In the entries below, count every line containing "Hans". Return the number and nothing else.

....................

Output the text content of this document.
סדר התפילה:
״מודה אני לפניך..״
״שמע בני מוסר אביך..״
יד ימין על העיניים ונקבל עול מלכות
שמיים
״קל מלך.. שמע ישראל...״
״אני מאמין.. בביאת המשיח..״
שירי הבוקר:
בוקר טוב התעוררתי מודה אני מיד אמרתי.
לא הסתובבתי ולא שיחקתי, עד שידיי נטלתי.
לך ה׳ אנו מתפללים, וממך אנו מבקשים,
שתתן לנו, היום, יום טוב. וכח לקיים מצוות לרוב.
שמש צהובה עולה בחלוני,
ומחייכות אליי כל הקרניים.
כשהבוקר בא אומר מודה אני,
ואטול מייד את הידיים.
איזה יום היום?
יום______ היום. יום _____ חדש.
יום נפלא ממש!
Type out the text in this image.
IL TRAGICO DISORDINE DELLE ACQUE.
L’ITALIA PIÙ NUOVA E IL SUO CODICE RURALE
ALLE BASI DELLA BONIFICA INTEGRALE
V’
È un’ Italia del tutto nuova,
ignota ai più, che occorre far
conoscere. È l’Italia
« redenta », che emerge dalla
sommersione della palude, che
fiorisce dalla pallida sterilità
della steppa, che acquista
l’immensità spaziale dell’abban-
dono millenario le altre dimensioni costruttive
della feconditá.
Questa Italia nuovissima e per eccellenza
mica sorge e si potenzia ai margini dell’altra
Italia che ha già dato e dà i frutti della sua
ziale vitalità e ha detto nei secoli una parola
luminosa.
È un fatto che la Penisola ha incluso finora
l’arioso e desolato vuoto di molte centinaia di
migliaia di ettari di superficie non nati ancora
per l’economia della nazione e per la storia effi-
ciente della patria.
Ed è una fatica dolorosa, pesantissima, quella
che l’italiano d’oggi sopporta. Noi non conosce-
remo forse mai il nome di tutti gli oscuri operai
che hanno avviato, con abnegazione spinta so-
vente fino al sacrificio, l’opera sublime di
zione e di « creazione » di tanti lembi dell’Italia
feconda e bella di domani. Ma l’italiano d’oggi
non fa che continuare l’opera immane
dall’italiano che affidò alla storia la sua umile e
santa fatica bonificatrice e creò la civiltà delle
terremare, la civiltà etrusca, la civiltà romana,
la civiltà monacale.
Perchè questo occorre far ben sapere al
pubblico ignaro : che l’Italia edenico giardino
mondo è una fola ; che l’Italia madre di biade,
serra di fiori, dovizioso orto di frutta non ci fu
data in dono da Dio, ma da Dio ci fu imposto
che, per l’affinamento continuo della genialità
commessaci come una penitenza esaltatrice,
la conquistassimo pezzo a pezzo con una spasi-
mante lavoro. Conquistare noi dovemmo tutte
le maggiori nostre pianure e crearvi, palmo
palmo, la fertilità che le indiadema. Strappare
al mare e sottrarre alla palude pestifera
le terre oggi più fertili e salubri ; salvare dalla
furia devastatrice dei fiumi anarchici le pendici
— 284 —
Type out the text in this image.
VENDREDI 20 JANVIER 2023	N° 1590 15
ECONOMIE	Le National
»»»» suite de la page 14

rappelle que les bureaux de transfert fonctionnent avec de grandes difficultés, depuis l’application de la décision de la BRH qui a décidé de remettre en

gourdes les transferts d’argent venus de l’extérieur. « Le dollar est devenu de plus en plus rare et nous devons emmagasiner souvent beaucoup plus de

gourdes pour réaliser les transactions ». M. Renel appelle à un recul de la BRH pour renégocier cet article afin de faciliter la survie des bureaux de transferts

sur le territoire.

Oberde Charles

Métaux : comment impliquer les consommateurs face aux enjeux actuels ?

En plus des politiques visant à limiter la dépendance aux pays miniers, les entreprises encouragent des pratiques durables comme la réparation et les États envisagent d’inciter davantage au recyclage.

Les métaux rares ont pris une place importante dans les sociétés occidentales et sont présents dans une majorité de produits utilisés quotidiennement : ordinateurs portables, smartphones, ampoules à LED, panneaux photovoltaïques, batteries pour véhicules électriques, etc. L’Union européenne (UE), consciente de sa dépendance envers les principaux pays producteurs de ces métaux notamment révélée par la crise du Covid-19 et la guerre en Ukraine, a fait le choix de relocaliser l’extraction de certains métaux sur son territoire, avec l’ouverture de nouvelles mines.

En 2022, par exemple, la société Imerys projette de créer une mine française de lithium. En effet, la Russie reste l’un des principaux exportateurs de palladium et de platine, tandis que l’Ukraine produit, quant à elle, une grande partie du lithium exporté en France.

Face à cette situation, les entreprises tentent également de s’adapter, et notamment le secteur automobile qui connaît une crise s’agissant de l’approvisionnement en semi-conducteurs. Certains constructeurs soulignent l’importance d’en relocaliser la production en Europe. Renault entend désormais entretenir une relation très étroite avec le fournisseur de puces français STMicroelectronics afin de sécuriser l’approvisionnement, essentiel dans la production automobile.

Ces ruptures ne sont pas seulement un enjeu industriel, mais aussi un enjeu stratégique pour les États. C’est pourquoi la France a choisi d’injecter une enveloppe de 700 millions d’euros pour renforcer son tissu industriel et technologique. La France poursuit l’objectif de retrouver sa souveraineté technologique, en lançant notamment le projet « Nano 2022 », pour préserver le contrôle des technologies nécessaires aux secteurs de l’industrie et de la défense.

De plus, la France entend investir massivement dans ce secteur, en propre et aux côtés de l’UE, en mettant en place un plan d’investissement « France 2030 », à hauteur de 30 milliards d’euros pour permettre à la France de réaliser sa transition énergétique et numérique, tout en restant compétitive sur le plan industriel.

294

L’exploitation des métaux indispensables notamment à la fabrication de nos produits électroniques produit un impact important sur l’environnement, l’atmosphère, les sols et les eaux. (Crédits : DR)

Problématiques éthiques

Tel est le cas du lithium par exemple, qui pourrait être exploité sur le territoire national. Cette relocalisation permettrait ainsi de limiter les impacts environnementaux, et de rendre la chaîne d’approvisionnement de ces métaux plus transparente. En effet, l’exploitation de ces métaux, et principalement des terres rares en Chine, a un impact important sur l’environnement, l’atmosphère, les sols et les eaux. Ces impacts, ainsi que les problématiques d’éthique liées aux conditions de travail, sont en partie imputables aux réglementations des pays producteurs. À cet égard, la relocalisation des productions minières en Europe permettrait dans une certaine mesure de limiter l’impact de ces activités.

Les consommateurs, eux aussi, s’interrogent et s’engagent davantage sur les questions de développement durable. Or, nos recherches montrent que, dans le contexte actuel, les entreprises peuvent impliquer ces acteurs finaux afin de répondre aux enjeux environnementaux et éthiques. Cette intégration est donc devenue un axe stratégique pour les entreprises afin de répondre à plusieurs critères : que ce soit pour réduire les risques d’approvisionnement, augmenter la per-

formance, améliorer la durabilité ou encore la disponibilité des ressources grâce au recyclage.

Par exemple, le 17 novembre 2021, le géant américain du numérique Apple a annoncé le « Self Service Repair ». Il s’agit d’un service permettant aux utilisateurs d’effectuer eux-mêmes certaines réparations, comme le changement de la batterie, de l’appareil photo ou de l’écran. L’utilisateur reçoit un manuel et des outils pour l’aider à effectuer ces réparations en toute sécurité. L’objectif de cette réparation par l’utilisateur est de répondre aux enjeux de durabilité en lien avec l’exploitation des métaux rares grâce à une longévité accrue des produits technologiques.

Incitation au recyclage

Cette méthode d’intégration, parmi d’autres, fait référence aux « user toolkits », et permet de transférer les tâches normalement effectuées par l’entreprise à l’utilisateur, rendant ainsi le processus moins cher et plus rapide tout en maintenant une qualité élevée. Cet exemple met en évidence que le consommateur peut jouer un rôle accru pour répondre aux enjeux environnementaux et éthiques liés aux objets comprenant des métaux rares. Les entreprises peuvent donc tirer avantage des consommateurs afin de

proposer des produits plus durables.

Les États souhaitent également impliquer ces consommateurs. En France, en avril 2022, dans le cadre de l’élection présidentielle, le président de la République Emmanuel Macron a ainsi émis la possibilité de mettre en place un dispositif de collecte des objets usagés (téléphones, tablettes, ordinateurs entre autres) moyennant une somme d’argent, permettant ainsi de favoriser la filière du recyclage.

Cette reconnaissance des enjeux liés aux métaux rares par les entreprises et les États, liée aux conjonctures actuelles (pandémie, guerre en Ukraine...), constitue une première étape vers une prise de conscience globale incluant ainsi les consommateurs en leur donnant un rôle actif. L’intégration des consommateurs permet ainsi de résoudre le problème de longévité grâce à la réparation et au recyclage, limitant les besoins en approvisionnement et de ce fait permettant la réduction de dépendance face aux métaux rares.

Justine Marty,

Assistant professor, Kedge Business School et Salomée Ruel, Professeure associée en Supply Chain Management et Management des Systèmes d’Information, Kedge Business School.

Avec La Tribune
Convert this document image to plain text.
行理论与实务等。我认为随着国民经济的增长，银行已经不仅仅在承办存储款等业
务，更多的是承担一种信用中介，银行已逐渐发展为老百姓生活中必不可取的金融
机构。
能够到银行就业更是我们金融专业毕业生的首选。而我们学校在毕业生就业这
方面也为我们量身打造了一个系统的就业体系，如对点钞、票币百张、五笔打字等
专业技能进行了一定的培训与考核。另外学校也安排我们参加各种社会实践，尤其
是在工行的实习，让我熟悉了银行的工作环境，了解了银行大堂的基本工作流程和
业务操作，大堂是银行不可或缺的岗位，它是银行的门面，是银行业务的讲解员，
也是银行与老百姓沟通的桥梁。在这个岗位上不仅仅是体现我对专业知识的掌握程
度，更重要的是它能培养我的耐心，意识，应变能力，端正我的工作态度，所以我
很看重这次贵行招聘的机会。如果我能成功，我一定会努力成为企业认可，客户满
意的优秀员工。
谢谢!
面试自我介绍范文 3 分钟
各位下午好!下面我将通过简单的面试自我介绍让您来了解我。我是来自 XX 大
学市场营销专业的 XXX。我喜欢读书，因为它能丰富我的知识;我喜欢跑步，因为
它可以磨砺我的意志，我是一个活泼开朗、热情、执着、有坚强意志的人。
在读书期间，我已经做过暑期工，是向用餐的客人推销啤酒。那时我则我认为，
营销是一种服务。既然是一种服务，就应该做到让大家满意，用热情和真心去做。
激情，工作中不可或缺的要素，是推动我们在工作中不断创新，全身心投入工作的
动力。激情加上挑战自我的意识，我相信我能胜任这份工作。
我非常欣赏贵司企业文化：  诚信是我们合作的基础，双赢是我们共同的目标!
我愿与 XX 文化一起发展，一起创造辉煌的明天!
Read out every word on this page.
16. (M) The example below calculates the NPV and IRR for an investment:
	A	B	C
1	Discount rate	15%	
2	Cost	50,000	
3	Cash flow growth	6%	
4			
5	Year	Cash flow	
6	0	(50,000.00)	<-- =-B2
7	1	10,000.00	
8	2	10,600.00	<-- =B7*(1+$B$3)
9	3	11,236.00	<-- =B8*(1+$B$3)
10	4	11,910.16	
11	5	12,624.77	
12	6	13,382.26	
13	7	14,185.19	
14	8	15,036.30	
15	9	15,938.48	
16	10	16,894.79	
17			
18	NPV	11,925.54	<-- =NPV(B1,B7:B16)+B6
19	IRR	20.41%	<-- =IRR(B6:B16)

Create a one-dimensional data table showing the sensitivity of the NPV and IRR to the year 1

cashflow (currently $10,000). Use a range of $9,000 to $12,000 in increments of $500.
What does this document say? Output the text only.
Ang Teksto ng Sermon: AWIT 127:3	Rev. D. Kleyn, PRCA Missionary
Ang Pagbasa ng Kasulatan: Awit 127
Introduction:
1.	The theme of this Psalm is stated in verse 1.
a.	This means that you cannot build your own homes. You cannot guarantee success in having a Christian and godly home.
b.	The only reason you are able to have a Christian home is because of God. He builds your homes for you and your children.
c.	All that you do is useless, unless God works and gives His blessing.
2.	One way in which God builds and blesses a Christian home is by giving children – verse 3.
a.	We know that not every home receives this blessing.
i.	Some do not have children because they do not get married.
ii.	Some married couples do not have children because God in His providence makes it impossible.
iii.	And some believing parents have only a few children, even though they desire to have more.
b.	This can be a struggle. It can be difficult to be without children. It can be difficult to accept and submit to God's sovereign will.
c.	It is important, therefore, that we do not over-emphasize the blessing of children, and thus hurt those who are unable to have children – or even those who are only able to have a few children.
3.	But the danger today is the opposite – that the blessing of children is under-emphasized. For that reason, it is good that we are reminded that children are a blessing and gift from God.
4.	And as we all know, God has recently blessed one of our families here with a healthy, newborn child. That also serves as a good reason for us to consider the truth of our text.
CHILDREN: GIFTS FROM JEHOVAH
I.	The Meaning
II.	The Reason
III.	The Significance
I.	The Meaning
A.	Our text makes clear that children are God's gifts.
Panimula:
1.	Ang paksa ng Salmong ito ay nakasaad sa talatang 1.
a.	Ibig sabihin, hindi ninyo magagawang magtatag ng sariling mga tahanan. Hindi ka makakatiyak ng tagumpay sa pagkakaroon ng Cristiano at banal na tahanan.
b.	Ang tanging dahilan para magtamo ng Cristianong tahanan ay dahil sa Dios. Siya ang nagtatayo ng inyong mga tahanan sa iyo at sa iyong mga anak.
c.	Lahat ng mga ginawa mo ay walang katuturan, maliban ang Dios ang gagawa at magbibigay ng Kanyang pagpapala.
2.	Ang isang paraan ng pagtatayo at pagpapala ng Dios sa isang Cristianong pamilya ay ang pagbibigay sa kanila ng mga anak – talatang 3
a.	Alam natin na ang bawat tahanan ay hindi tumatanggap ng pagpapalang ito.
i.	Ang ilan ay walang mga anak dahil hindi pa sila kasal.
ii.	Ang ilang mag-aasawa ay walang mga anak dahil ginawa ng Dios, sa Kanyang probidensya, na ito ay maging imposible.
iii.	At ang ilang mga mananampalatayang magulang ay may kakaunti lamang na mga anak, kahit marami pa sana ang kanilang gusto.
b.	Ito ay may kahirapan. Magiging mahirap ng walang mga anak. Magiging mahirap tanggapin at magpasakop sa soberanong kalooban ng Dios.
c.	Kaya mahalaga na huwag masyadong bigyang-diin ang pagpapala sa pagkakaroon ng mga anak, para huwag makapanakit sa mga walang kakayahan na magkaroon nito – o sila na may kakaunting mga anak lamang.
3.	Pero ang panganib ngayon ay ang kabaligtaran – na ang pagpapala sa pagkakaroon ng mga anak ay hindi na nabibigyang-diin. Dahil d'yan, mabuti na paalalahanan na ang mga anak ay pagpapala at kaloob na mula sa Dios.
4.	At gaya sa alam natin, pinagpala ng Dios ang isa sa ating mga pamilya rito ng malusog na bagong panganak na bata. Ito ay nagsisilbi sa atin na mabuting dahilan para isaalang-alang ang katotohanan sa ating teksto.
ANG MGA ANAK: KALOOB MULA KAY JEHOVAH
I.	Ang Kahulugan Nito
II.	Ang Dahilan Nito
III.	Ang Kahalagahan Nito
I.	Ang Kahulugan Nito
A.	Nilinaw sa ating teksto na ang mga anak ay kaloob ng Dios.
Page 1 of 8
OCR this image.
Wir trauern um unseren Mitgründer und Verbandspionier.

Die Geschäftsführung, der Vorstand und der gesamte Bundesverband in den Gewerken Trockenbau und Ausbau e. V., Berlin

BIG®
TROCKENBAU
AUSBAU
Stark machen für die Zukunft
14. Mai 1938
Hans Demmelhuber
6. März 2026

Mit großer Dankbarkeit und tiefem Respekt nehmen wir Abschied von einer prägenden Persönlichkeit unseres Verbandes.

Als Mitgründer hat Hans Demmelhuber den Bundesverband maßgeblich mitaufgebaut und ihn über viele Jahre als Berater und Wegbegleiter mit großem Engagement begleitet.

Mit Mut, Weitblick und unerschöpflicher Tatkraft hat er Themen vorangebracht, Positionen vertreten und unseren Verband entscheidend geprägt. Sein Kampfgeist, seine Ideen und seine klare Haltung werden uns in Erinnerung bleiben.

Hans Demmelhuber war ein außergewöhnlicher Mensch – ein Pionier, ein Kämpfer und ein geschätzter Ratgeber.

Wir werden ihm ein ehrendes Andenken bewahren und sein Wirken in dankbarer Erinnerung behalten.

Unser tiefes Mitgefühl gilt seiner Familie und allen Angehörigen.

....................

* [SOLUTION FOR THIS PROBLEM] 3